- **YOUR INSTRUCTIONS**
Leave out the pictures and print precisely the lines from the line with "Decode this image" to the final line of the entries, both ends included.

- **EXERCISE INPUTS**
▬▬▬

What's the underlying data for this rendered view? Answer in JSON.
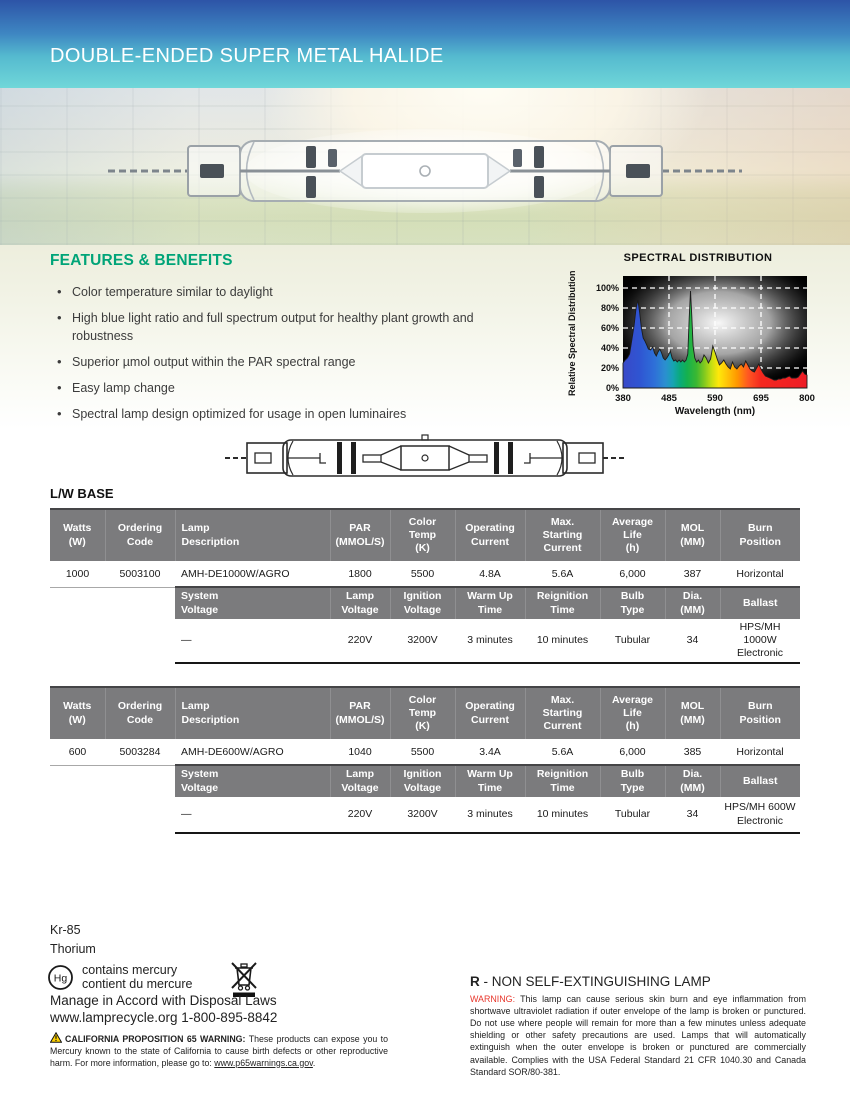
{
  "colors": {
    "accent_green": "#00a478",
    "header_gradient_top": "#2d54a7",
    "header_gradient_bottom": "#70d7d9",
    "table_header_gray": "#7b7b7d",
    "warning_red": "#e8372c"
  },
  "header": {
    "title": "DOUBLE-ENDED SUPER METAL HALIDE"
  },
  "features": {
    "heading": "FEATURES & BENEFITS",
    "items": [
      "Color temperature similar to daylight",
      "High blue light ratio and full spectrum output for healthy plant growth and robustness",
      "Superior µmol output within the PAR spectral range",
      "Easy lamp change",
      "Spectral lamp design optimized for usage in open luminaires"
    ]
  },
  "spectral": {
    "title": "SPECTRAL DISTRIBUTION",
    "ylabel": "Relative Spectral Distribution",
    "xlabel": "Wavelength (nm)",
    "yticks": [
      "100%",
      "80%",
      "60%",
      "40%",
      "20%",
      "0%"
    ],
    "xticks": [
      "380",
      "485",
      "590",
      "695",
      "800"
    ]
  },
  "chart_data": {
    "type": "area",
    "title": "SPECTRAL DISTRIBUTION",
    "xlabel": "Wavelength (nm)",
    "ylabel": "Relative Spectral Distribution",
    "xlim": [
      380,
      800
    ],
    "ylim": [
      0,
      100
    ],
    "grid": "dashed-white on black background with radial glow",
    "x": [
      380,
      385,
      390,
      395,
      400,
      405,
      410,
      414,
      418,
      422,
      426,
      430,
      434,
      438,
      443,
      448,
      452,
      456,
      460,
      464,
      468,
      472,
      476,
      480,
      484,
      488,
      492,
      496,
      500,
      504,
      508,
      512,
      516,
      520,
      524,
      528,
      531,
      534,
      537,
      540,
      544,
      548,
      552,
      556,
      560,
      565,
      570,
      575,
      580,
      585,
      590,
      595,
      600,
      605,
      610,
      615,
      620,
      625,
      630,
      635,
      640,
      645,
      650,
      655,
      660,
      665,
      670,
      675,
      680,
      685,
      690,
      695,
      700,
      705,
      710,
      715,
      720,
      725,
      730,
      735,
      740,
      745,
      750,
      755,
      760,
      765,
      770,
      775,
      780,
      785,
      790,
      795,
      800
    ],
    "y": [
      25,
      28,
      30,
      34,
      48,
      62,
      80,
      88,
      76,
      60,
      50,
      47,
      43,
      39,
      38,
      41,
      35,
      32,
      36,
      39,
      35,
      30,
      28,
      30,
      33,
      37,
      30,
      27,
      28,
      26,
      28,
      26,
      28,
      26,
      28,
      34,
      70,
      97,
      72,
      42,
      30,
      26,
      28,
      25,
      27,
      33,
      30,
      25,
      29,
      42,
      36,
      29,
      23,
      25,
      28,
      24,
      21,
      19,
      26,
      21,
      19,
      22,
      24,
      21,
      27,
      23,
      19,
      17,
      16,
      20,
      24,
      19,
      15,
      12,
      11,
      10,
      9,
      8,
      8,
      9,
      9,
      10,
      10,
      11,
      12,
      10,
      10,
      10,
      11,
      14,
      17,
      14,
      13
    ]
  },
  "section": {
    "title": "L/W BASE"
  },
  "tables": [
    {
      "main_header": [
        "Watts\n(W)",
        "Ordering\nCode",
        "Lamp\nDescription",
        "PAR\n(MMOL/S)",
        "Color\nTemp\n(K)",
        "Operating\nCurrent",
        "Max.\nStarting\nCurrent",
        "Average\nLife\n(h)",
        "MOL\n(MM)",
        "Burn\nPosition"
      ],
      "main_row": [
        "1000",
        "5003100",
        "AMH-DE1000W/AGRO",
        "1800",
        "5500",
        "4.8A",
        "5.6A",
        "6,000",
        "387",
        "Horizontal"
      ],
      "sub_header": [
        "System\nVoltage",
        "Lamp\nVoltage",
        "Ignition\nVoltage",
        "Warm Up\nTime",
        "Reignition\nTime",
        "Bulb\nType",
        "Dia.\n(MM)",
        "Ballast"
      ],
      "sub_row": [
        "—",
        "220V",
        "3200V",
        "3 minutes",
        "10 minutes",
        "Tubular",
        "34",
        "HPS/MH 1000W\nElectronic"
      ]
    },
    {
      "main_header": [
        "Watts\n(W)",
        "Ordering\nCode",
        "Lamp\nDescription",
        "PAR\n(MMOL/S)",
        "Color\nTemp\n(K)",
        "Operating\nCurrent",
        "Max.\nStarting\nCurrent",
        "Average\nLife\n(h)",
        "MOL\n(MM)",
        "Burn\nPosition"
      ],
      "main_row": [
        "600",
        "5003284",
        "AMH-DE600W/AGRO",
        "1040",
        "5500",
        "3.4A",
        "5.6A",
        "6,000",
        "385",
        "Horizontal"
      ],
      "sub_header": [
        "System\nVoltage",
        "Lamp\nVoltage",
        "Ignition\nVoltage",
        "Warm Up\nTime",
        "Reignition\nTime",
        "Bulb\nType",
        "Dia.\n(MM)",
        "Ballast"
      ],
      "sub_row": [
        "—",
        "220V",
        "3200V",
        "3 minutes",
        "10 minutes",
        "Tubular",
        "34",
        "HPS/MH 600W\nElectronic"
      ]
    }
  ],
  "footer": {
    "isotope": "Kr-85",
    "element": "Thorium",
    "hg_symbol": "Hg",
    "mercury_line1": "contains mercury",
    "mercury_line2": "contient du mercure",
    "disposal": "Manage in Accord with Disposal Laws",
    "recycle_line": "www.lamprecycle.org  1-800-895-8842",
    "ca_title": "CALIFORNIA PROPOSITION 65 WARNING:",
    "ca_body": " These products can expose you to Mercury known to the state of California to cause birth defects or other reproductive harm. For more information, please go to: ",
    "ca_link": "www.p65warnings.ca.gov",
    "ca_end": ".",
    "r_prefix": "R",
    "r_rest": " - NON SELF-EXTINGUISHING LAMP",
    "warning_label": "WARNING:",
    "warning_body": " This lamp can cause serious skin burn and eye inflammation from shortwave ultraviolet radiation if outer envelope of the lamp is broken or punctured.  Do not use where people will remain for more than a few minutes unless adequate shielding or other safety precautions are used.  Lamps that will automatically extinguish when the outer envelope is broken or punctured are commercially available.  Complies with the USA Federal Standard 21 CFR 1040.30 and Canada Standard SOR/80-381."
  }
}
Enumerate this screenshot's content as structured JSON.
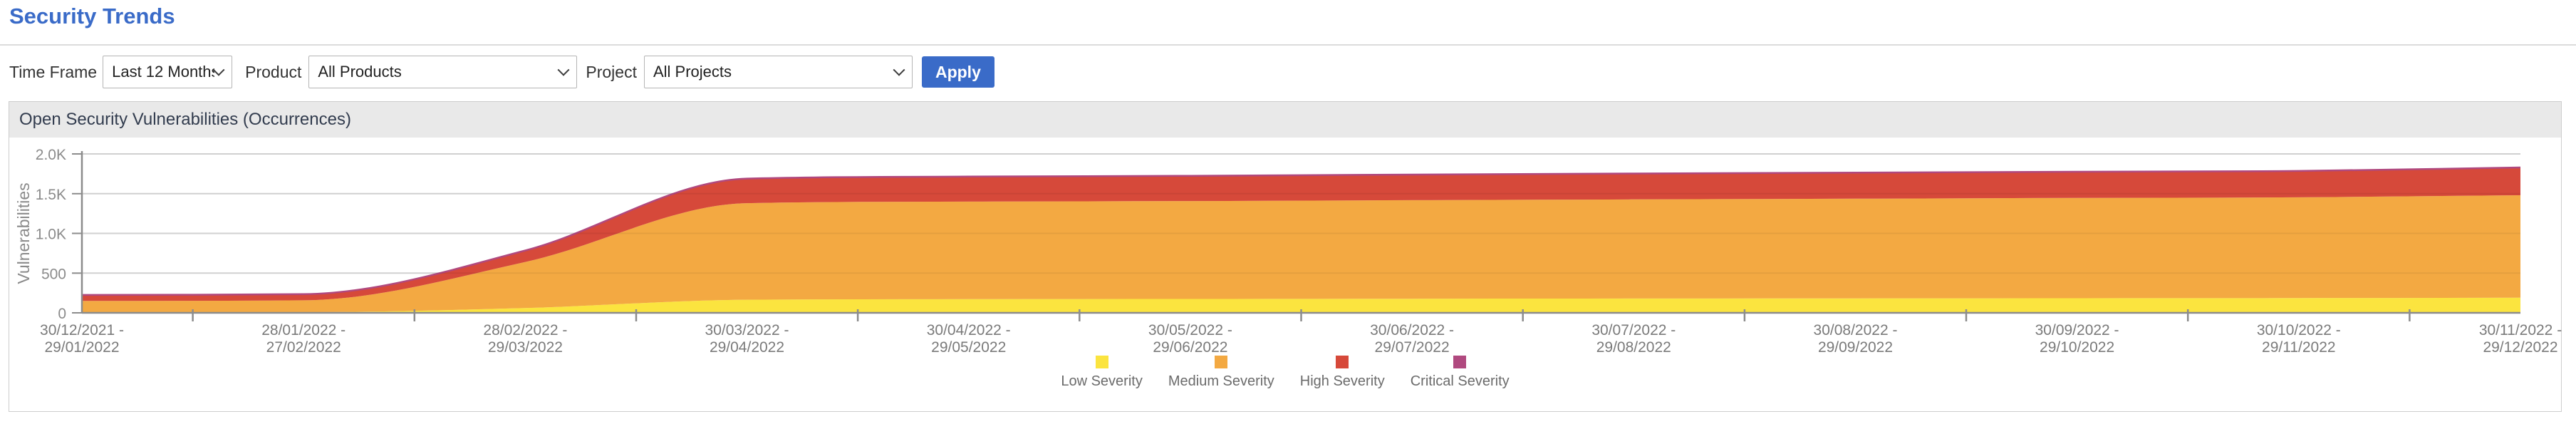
{
  "page": {
    "title": "Security Trends"
  },
  "filters": {
    "time_frame": {
      "label": "Time Frame",
      "value": "Last 12 Months"
    },
    "product": {
      "label": "Product",
      "value": "All Products"
    },
    "project": {
      "label": "Project",
      "value": "All Projects"
    },
    "apply_label": "Apply"
  },
  "panel": {
    "title": "Open Security Vulnerabilities (Occurrences)"
  },
  "colors": {
    "accent_blue": "#3A6BC8",
    "panel_header_bg": "#E9E9E9",
    "grid": "#DDDDDD",
    "axis": "#8C8C8C",
    "low_severity": "#FBE43F",
    "medium_severity": "#F3A942",
    "high_severity": "#D6493A",
    "critical_severity": "#B0497F"
  },
  "chart_data": {
    "type": "area",
    "stacked": true,
    "title": "Open Security Vulnerabilities (Occurrences)",
    "ylabel": "Vulnerabilities",
    "xlabel": "",
    "ylim": [
      0,
      2000
    ],
    "grid": true,
    "legend_position": "bottom",
    "yticks": [
      {
        "value": 0,
        "label": "0"
      },
      {
        "value": 500,
        "label": "500"
      },
      {
        "value": 1000,
        "label": "1.0K"
      },
      {
        "value": 1500,
        "label": "1.5K"
      },
      {
        "value": 2000,
        "label": "2.0K"
      }
    ],
    "categories": [
      "30/12/2021 - 29/01/2022",
      "28/01/2022 - 27/02/2022",
      "28/02/2022 - 29/03/2022",
      "30/03/2022 - 29/04/2022",
      "30/04/2022 - 29/05/2022",
      "30/05/2022 - 29/06/2022",
      "30/06/2022 - 29/07/2022",
      "30/07/2022 - 29/08/2022",
      "30/08/2022 - 29/09/2022",
      "30/09/2022 - 29/10/2022",
      "30/10/2022 - 29/11/2022",
      "30/11/2022 - 29/12/2022"
    ],
    "series": [
      {
        "name": "Low Severity",
        "color": "#FBE43F",
        "values": [
          5,
          8,
          60,
          165,
          172,
          175,
          178,
          180,
          182,
          184,
          186,
          190
        ]
      },
      {
        "name": "Medium Severity",
        "color": "#F3A942",
        "values": [
          145,
          150,
          580,
          1215,
          1228,
          1232,
          1240,
          1248,
          1255,
          1262,
          1268,
          1290
        ]
      },
      {
        "name": "High Severity",
        "color": "#D6493A",
        "values": [
          75,
          77,
          145,
          310,
          315,
          318,
          322,
          325,
          328,
          330,
          332,
          350
        ]
      },
      {
        "name": "Critical Severity",
        "color": "#B0497F",
        "values": [
          0,
          0,
          0,
          0,
          0,
          0,
          0,
          0,
          0,
          0,
          0,
          0
        ]
      }
    ]
  }
}
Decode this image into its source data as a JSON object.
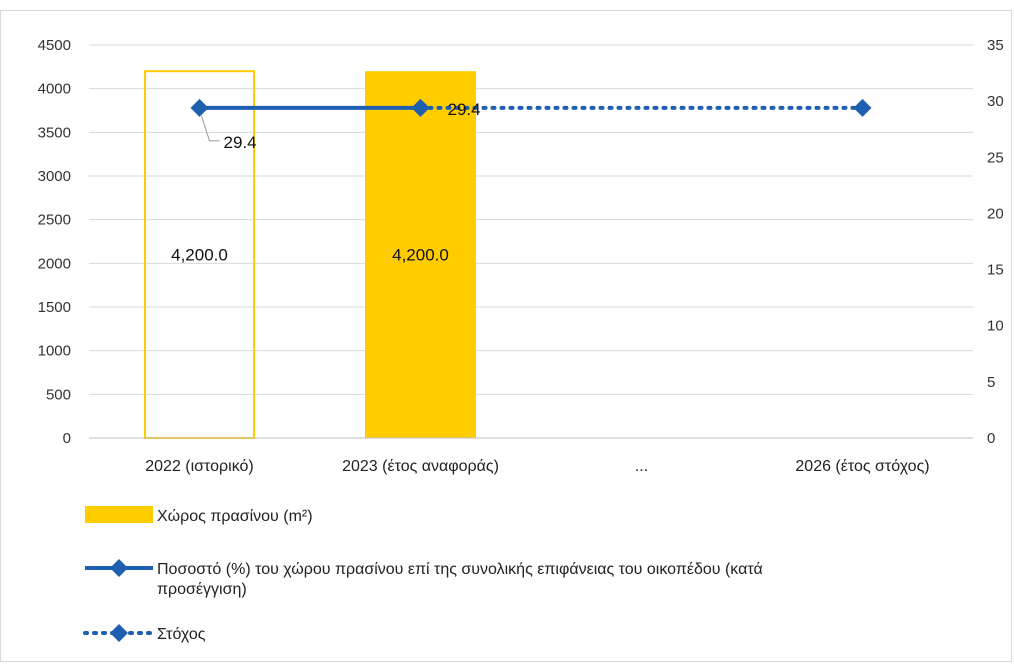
{
  "chart_data": {
    "type": "bar",
    "categories": [
      "2022 (ιστορικό)",
      "2023 (έτος αναφοράς)",
      "...",
      "2026 (έτος στόχος)"
    ],
    "y_left": {
      "ticks": [
        "0",
        "500",
        "1000",
        "1500",
        "2000",
        "2500",
        "3000",
        "3500",
        "4000",
        "4500"
      ],
      "ylim": [
        0,
        4500
      ]
    },
    "y_right": {
      "ticks": [
        "0",
        "5",
        "10",
        "15",
        "20",
        "25",
        "30",
        "35"
      ],
      "ylim": [
        0,
        35
      ]
    },
    "series": [
      {
        "name": "Χώρος πρασίνου (m²)",
        "type": "bar",
        "axis": "left",
        "values": [
          4200,
          4200,
          null,
          null
        ],
        "labels": [
          "4,200.0",
          "4,200.0",
          "",
          ""
        ],
        "styles": [
          "outline",
          "filled",
          "",
          ""
        ],
        "color": "#FFCC00"
      },
      {
        "name": "Ποσοστό (%) του χώρου πρασίνου επί της συνολικής επιφάνειας του οικοπέδου (κατά προσέγγιση)",
        "type": "line",
        "axis": "right",
        "values": [
          29.4,
          29.4,
          null,
          null
        ],
        "labels": [
          "29.4",
          "29.4",
          "",
          ""
        ],
        "color": "#1F5FAF"
      },
      {
        "name": "Στόχος",
        "type": "line-dotted",
        "axis": "right",
        "values": [
          null,
          29.4,
          null,
          29.4
        ],
        "color": "#1F5FAF"
      }
    ],
    "legend_position": "bottom",
    "grid": true
  }
}
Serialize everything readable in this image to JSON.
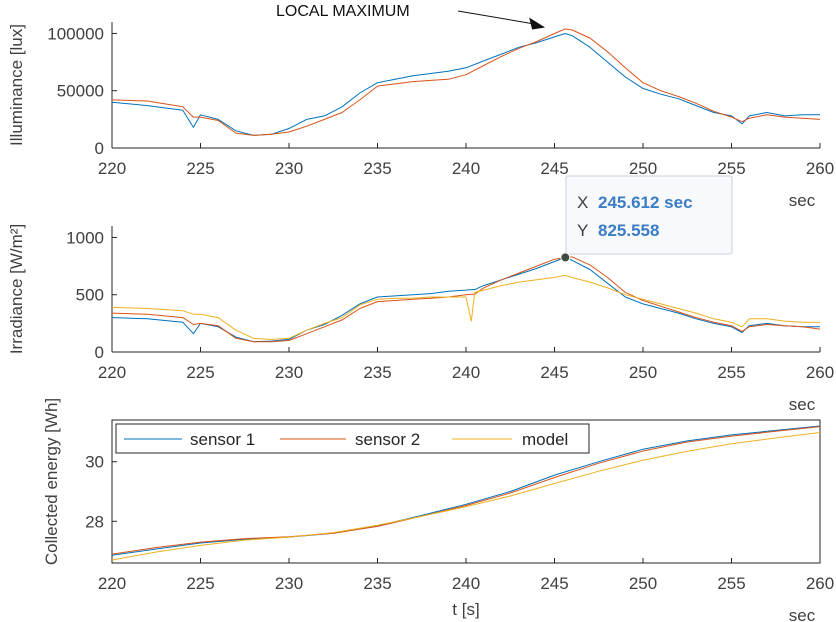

▬▬▬

- **ANSWER TO THE EXERCISE**
Decode this image into its source data as a JSON object.
{
  "chart_data": {
    "type": "bar",
    "categories": [
      "2022 (ιστορικό)",
      "2023 (έτος αναφοράς)",
      "...",
      "2026 (έτος στόχος)"
    ],
    "y_left": {
      "ticks": [
        "0",
        "500",
        "1000",
        "1500",
        "2000",
        "2500",
        "3000",
        "3500",
        "4000",
        "4500"
      ],
      "ylim": [
        0,
        4500
      ]
    },
    "y_right": {
      "ticks": [
        "0",
        "5",
        "10",
        "15",
        "20",
        "25",
        "30",
        "35"
      ],
      "ylim": [
        0,
        35
      ]
    },
    "series": [
      {
        "name": "Χώρος πρασίνου (m²)",
        "type": "bar",
        "axis": "left",
        "values": [
          4200,
          4200,
          null,
          null
        ],
        "labels": [
          "4,200.0",
          "4,200.0",
          "",
          ""
        ],
        "styles": [
          "outline",
          "filled",
          "",
          ""
        ],
        "color": "#FFCC00"
      },
      {
        "name": "Ποσοστό (%) του χώρου πρασίνου επί της συνολικής επιφάνειας του οικοπέδου (κατά προσέγγιση)",
        "type": "line",
        "axis": "right",
        "values": [
          29.4,
          29.4,
          null,
          null
        ],
        "labels": [
          "29.4",
          "29.4",
          "",
          ""
        ],
        "color": "#1F5FAF"
      },
      {
        "name": "Στόχος",
        "type": "line-dotted",
        "axis": "right",
        "values": [
          null,
          29.4,
          null,
          29.4
        ],
        "color": "#1F5FAF"
      }
    ],
    "legend_position": "bottom",
    "grid": true
  }
}
Serialize everything readable in this image to JSON.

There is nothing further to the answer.